## [What is required]
Repeat the entire listing exactly as written.

######

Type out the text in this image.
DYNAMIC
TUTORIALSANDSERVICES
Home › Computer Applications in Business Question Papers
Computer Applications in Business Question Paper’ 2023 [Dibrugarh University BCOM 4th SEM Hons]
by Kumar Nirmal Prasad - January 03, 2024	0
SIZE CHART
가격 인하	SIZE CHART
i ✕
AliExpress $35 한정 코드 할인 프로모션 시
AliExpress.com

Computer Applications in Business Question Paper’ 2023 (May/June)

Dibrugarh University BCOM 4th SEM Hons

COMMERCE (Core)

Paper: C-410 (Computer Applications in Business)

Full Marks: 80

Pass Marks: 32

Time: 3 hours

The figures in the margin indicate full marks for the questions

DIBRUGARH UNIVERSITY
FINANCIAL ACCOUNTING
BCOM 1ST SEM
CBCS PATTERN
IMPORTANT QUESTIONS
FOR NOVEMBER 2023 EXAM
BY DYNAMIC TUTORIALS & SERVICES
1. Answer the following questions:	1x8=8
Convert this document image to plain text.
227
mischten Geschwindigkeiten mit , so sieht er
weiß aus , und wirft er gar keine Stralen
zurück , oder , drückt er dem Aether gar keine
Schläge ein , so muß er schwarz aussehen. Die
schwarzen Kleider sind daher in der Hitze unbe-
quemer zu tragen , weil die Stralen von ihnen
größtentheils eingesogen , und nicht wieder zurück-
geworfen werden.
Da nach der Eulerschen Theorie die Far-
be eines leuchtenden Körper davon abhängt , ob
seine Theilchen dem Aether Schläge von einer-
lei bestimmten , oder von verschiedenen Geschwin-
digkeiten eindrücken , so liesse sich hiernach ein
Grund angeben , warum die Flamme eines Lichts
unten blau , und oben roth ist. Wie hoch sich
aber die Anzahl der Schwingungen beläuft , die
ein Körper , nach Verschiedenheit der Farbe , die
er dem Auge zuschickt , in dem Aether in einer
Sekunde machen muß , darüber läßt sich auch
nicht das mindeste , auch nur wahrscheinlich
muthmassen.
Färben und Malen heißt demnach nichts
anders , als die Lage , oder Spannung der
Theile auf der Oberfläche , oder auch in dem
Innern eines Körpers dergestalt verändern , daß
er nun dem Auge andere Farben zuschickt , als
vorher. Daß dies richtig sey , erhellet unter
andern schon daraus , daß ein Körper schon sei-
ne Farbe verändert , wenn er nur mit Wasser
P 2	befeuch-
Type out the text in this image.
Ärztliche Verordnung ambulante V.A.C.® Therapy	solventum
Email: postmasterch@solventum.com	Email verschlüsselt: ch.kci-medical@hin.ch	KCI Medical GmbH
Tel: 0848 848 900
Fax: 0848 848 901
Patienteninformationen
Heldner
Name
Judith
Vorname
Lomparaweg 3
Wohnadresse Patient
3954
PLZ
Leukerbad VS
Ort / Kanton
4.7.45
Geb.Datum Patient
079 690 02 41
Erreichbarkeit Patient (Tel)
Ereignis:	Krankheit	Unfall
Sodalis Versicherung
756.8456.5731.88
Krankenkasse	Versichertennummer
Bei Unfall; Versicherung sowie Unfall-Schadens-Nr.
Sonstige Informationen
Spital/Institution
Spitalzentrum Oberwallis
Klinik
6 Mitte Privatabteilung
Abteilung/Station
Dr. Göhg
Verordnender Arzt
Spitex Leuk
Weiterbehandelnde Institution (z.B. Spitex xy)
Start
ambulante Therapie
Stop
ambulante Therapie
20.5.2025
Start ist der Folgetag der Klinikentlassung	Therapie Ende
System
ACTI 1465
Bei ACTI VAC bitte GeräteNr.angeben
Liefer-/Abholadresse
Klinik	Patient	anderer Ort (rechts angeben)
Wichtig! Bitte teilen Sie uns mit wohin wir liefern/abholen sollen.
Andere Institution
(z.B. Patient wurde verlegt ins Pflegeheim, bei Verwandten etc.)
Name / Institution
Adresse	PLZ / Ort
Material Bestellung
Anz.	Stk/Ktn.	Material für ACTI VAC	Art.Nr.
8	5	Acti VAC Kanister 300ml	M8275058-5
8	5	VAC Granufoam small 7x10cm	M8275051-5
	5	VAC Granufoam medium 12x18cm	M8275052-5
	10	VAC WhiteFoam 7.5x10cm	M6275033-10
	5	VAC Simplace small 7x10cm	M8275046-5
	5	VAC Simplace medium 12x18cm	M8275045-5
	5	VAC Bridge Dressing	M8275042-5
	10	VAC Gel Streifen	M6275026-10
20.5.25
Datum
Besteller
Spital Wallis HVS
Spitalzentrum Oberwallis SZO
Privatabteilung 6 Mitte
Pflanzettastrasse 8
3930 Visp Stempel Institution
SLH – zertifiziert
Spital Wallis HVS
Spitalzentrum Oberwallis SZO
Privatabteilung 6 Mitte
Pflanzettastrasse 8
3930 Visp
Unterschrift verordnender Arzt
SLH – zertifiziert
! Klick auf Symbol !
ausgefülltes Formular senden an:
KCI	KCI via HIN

######

## [The solution]
Type out the text in this image.
DYNAMIC
TUTORIALSANDSERVICES
Home › Computer Applications in Business Question Papers
Computer Applications in Business Question Paper’ 2023 [Dibrugarh University BCOM 4th SEM Hons]
by Kumar Nirmal Prasad - January 03, 2024	0
SIZE CHART
가격 인하	SIZE CHART
i ✕
AliExpress $35 한정 코드 할인 프로모션 시
AliExpress.com

Computer Applications in Business Question Paper’ 2023 (May/June)

Dibrugarh University BCOM 4th SEM Hons

COMMERCE (Core)

Paper: C-410 (Computer Applications in Business)

Full Marks: 80

Pass Marks: 32

Time: 3 hours

The figures in the margin indicate full marks for the questions

DIBRUGARH UNIVERSITY
FINANCIAL ACCOUNTING
BCOM 1ST SEM
CBCS PATTERN
IMPORTANT QUESTIONS
FOR NOVEMBER 2023 EXAM
BY DYNAMIC TUTORIALS & SERVICES
1. Answer the following questions:	1x8=8
Convert this document image to plain text.
227
mischten Geschwindigkeiten mit , so sieht er
weiß aus , und wirft er gar keine Stralen
zurück , oder , drückt er dem Aether gar keine
Schläge ein , so muß er schwarz aussehen. Die
schwarzen Kleider sind daher in der Hitze unbe-
quemer zu tragen , weil die Stralen von ihnen
größtentheils eingesogen , und nicht wieder zurück-
geworfen werden.
Da nach der Eulerschen Theorie die Far-
be eines leuchtenden Körper davon abhängt , ob
seine Theilchen dem Aether Schläge von einer-
lei bestimmten , oder von verschiedenen Geschwin-
digkeiten eindrücken , so liesse sich hiernach ein
Grund angeben , warum die Flamme eines Lichts
unten blau , und oben roth ist. Wie hoch sich
aber die Anzahl der Schwingungen beläuft , die
ein Körper , nach Verschiedenheit der Farbe , die
er dem Auge zuschickt , in dem Aether in einer
Sekunde machen muß , darüber läßt sich auch
nicht das mindeste , auch nur wahrscheinlich
muthmassen.
Färben und Malen heißt demnach nichts
anders , als die Lage , oder Spannung der
Theile auf der Oberfläche , oder auch in dem
Innern eines Körpers dergestalt verändern , daß
er nun dem Auge andere Farben zuschickt , als
vorher. Daß dies richtig sey , erhellet unter
andern schon daraus , daß ein Körper schon sei-
ne Farbe verändert , wenn er nur mit Wasser
P 2	befeuch-
Type out the text in this image.
Ärztliche Verordnung ambulante V.A.C.® Therapy	solventum
Email: postmasterch@solventum.com	Email verschlüsselt: ch.kci-medical@hin.ch	KCI Medical GmbH
Tel: 0848 848 900
Fax: 0848 848 901
Patienteninformationen
Heldner
Name
Judith
Vorname
Lomparaweg 3
Wohnadresse Patient
3954
PLZ
Leukerbad VS
Ort / Kanton
4.7.45
Geb.Datum Patient
079 690 02 41
Erreichbarkeit Patient (Tel)
Ereignis:	Krankheit	Unfall
Sodalis Versicherung
756.8456.5731.88
Krankenkasse	Versichertennummer
Bei Unfall; Versicherung sowie Unfall-Schadens-Nr.
Sonstige Informationen
Spital/Institution
Spitalzentrum Oberwallis
Klinik
6 Mitte Privatabteilung
Abteilung/Station
Dr. Göhg
Verordnender Arzt
Spitex Leuk
Weiterbehandelnde Institution (z.B. Spitex xy)
Start
ambulante Therapie
Stop
ambulante Therapie
20.5.2025
Start ist der Folgetag der Klinikentlassung	Therapie Ende
System
ACTI 1465
Bei ACTI VAC bitte GeräteNr.angeben
Liefer-/Abholadresse
Klinik	Patient	anderer Ort (rechts angeben)
Wichtig! Bitte teilen Sie uns mit wohin wir liefern/abholen sollen.
Andere Institution
(z.B. Patient wurde verlegt ins Pflegeheim, bei Verwandten etc.)
Name / Institution
Adresse	PLZ / Ort
Material Bestellung
Anz.	Stk/Ktn.	Material für ACTI VAC	Art.Nr.
8	5	Acti VAC Kanister 300ml	M8275058-5
8	5	VAC Granufoam small 7x10cm	M8275051-5
	5	VAC Granufoam medium 12x18cm	M8275052-5
	10	VAC WhiteFoam 7.5x10cm	M6275033-10
	5	VAC Simplace small 7x10cm	M8275046-5
	5	VAC Simplace medium 12x18cm	M8275045-5
	5	VAC Bridge Dressing	M8275042-5
	10	VAC Gel Streifen	M6275026-10
20.5.25
Datum
Besteller
Spital Wallis HVS
Spitalzentrum Oberwallis SZO
Privatabteilung 6 Mitte
Pflanzettastrasse 8
3930 Visp Stempel Institution
SLH – zertifiziert
Spital Wallis HVS
Spitalzentrum Oberwallis SZO
Privatabteilung 6 Mitte
Pflanzettastrasse 8
3930 Visp
Unterschrift verordnender Arzt
SLH – zertifiziert
! Klick auf Symbol !
ausgefülltes Formular senden an:
KCI	KCI via HIN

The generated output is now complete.